• [Sobre a tarefa]: Extraia as linhas do material, sem qualquer alteração, desde o início até a linha que contém "gridline-x-3 [188,47,190,335]", incluindo as duas pontas.

Itens de um conjunto de dados
####
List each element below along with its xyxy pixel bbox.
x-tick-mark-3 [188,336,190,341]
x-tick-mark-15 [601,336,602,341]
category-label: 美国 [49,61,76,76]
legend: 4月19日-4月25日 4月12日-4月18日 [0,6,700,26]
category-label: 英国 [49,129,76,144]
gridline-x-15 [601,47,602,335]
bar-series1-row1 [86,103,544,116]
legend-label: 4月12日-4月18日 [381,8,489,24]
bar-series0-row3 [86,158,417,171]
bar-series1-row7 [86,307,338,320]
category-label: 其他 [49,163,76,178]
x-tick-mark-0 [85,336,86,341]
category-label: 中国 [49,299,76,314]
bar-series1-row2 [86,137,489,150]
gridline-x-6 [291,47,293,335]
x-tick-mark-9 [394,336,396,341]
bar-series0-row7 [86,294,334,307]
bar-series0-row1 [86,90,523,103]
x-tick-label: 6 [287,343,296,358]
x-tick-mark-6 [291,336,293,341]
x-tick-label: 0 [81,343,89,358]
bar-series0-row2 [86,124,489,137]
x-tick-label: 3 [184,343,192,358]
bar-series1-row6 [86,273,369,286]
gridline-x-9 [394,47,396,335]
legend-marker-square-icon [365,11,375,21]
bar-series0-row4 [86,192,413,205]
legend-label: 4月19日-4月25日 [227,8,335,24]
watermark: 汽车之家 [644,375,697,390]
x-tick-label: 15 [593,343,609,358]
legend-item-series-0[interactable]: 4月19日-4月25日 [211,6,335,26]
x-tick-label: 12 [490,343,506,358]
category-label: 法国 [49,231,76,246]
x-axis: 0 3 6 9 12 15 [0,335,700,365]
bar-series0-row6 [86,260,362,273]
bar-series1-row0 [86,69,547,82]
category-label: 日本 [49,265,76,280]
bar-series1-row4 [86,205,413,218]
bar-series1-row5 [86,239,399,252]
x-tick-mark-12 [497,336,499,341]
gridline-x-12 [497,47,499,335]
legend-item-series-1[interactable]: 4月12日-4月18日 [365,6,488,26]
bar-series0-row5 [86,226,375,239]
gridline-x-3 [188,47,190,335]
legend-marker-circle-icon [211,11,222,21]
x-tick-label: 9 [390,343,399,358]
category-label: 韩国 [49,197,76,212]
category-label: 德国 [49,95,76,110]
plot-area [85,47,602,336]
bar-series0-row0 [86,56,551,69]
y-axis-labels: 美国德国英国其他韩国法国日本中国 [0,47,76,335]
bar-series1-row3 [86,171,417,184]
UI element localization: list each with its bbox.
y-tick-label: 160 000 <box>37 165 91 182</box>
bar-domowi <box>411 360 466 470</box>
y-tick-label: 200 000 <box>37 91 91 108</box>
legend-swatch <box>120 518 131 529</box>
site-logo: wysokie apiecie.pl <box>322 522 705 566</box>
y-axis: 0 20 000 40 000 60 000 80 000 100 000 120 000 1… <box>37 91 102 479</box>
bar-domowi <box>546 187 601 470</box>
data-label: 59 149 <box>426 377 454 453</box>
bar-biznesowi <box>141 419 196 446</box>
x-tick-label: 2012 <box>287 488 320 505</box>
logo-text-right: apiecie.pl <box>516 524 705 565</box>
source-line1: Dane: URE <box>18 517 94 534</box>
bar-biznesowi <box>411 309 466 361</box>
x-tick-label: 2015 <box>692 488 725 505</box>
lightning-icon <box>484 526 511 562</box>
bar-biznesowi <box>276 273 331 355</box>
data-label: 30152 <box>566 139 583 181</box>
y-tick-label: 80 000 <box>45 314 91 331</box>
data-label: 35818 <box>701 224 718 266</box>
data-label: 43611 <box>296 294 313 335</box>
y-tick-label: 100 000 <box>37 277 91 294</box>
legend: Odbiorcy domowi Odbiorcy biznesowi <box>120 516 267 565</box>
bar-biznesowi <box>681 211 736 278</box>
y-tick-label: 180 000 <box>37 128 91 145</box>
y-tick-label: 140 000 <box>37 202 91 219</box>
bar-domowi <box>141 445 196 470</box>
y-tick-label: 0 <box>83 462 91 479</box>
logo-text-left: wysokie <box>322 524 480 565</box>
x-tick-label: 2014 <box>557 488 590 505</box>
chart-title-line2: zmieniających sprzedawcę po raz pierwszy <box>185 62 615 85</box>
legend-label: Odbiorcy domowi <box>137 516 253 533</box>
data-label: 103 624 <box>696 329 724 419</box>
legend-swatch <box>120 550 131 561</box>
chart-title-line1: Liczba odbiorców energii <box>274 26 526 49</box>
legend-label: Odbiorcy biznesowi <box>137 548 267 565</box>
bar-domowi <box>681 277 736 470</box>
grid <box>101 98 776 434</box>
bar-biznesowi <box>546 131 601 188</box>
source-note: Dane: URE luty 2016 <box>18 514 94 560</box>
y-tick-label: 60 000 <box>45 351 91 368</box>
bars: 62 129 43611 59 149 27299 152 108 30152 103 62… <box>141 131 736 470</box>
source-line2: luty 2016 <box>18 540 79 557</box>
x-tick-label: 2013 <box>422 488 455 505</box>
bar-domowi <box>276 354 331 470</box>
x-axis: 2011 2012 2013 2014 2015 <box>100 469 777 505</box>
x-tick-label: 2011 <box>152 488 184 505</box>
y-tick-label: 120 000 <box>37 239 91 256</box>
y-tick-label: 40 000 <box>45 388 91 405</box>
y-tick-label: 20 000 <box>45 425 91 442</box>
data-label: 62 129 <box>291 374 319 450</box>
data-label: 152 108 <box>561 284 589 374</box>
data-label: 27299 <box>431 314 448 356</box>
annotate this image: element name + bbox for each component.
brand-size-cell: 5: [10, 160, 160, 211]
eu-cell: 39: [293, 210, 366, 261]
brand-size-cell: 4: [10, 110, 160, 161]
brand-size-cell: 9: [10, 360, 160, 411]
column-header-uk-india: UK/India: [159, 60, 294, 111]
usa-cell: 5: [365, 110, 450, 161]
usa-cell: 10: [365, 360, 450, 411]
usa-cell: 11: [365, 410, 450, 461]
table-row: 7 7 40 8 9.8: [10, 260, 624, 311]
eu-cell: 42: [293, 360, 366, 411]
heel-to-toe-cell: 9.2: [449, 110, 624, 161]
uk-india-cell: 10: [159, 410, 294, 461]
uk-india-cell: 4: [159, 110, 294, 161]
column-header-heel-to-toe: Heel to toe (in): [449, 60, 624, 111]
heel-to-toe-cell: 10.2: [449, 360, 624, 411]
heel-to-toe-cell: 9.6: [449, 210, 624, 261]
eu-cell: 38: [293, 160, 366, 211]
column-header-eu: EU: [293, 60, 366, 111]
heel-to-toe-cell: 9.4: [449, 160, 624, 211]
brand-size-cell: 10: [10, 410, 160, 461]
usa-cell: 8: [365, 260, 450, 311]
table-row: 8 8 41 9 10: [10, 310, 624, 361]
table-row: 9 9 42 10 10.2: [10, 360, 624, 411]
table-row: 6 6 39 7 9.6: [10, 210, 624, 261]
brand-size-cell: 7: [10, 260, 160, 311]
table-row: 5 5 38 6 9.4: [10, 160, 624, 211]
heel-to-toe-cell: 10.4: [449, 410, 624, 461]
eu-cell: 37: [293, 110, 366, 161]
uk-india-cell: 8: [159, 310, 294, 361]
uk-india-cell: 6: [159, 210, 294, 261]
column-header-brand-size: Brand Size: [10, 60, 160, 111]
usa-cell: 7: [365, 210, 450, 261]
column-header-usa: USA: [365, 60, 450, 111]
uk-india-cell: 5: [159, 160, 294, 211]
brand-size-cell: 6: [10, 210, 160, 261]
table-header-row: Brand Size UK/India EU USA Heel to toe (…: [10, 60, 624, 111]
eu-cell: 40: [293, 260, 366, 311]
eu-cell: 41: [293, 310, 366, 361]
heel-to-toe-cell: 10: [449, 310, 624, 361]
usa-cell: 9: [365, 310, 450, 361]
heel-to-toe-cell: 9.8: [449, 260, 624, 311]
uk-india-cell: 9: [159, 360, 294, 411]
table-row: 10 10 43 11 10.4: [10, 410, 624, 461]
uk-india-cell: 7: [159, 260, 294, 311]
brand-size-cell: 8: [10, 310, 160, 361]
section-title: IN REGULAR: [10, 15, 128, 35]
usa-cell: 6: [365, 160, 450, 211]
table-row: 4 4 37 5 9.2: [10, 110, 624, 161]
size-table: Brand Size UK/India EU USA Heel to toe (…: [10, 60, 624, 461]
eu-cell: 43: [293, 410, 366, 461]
####
• [Resposta da tarefa]:
List each element below along with its xyxy pixel bbox.
x-tick-mark-3 [188,336,190,341]
x-tick-mark-15 [601,336,602,341]
category-label: 美国 [49,61,76,76]
legend: 4月19日-4月25日 4月12日-4月18日 [0,6,700,26]
category-label: 英国 [49,129,76,144]
gridline-x-15 [601,47,602,335]
bar-series1-row1 [86,103,544,116]
legend-label: 4月12日-4月18日 [381,8,489,24]
bar-series0-row3 [86,158,417,171]
bar-series1-row7 [86,307,338,320]
category-label: 其他 [49,163,76,178]
x-tick-mark-0 [85,336,86,341]
category-label: 中国 [49,299,76,314]
bar-series1-row2 [86,137,489,150]
gridline-x-6 [291,47,293,335]
x-tick-mark-9 [394,336,396,341]
bar-series0-row7 [86,294,334,307]
bar-series0-row1 [86,90,523,103]
x-tick-label: 6 [287,343,296,358]
x-tick-mark-6 [291,336,293,341]
x-tick-label: 0 [81,343,89,358]
bar-series0-row2 [86,124,489,137]
x-tick-label: 3 [184,343,192,358]
bar-series1-row6 [86,273,369,286]
gridline-x-9 [394,47,396,335]
legend-marker-square-icon [365,11,375,21]
bar-series0-row4 [86,192,413,205]
legend-label: 4月19日-4月25日 [227,8,335,24]
watermark: 汽车之家 [644,375,697,390]
x-tick-label: 15 [593,343,609,358]
legend-item-series-0[interactable]: 4月19日-4月25日 [211,6,335,26]
x-tick-label: 12 [490,343,506,358]
category-label: 法国 [49,231,76,246]
x-axis: 0 3 6 9 12 15 [0,335,700,365]
bar-series0-row6 [86,260,362,273]
bar-series1-row0 [86,69,547,82]
category-label: 日本 [49,265,76,280]
bar-series1-row4 [86,205,413,218]
bar-series1-row5 [86,239,399,252]
x-tick-mark-12 [497,336,499,341]
gridline-x-12 [497,47,499,335]
legend-item-series-1[interactable]: 4月12日-4月18日 [365,6,488,26]
bar-series0-row5 [86,226,375,239]
gridline-x-3 [188,47,190,335]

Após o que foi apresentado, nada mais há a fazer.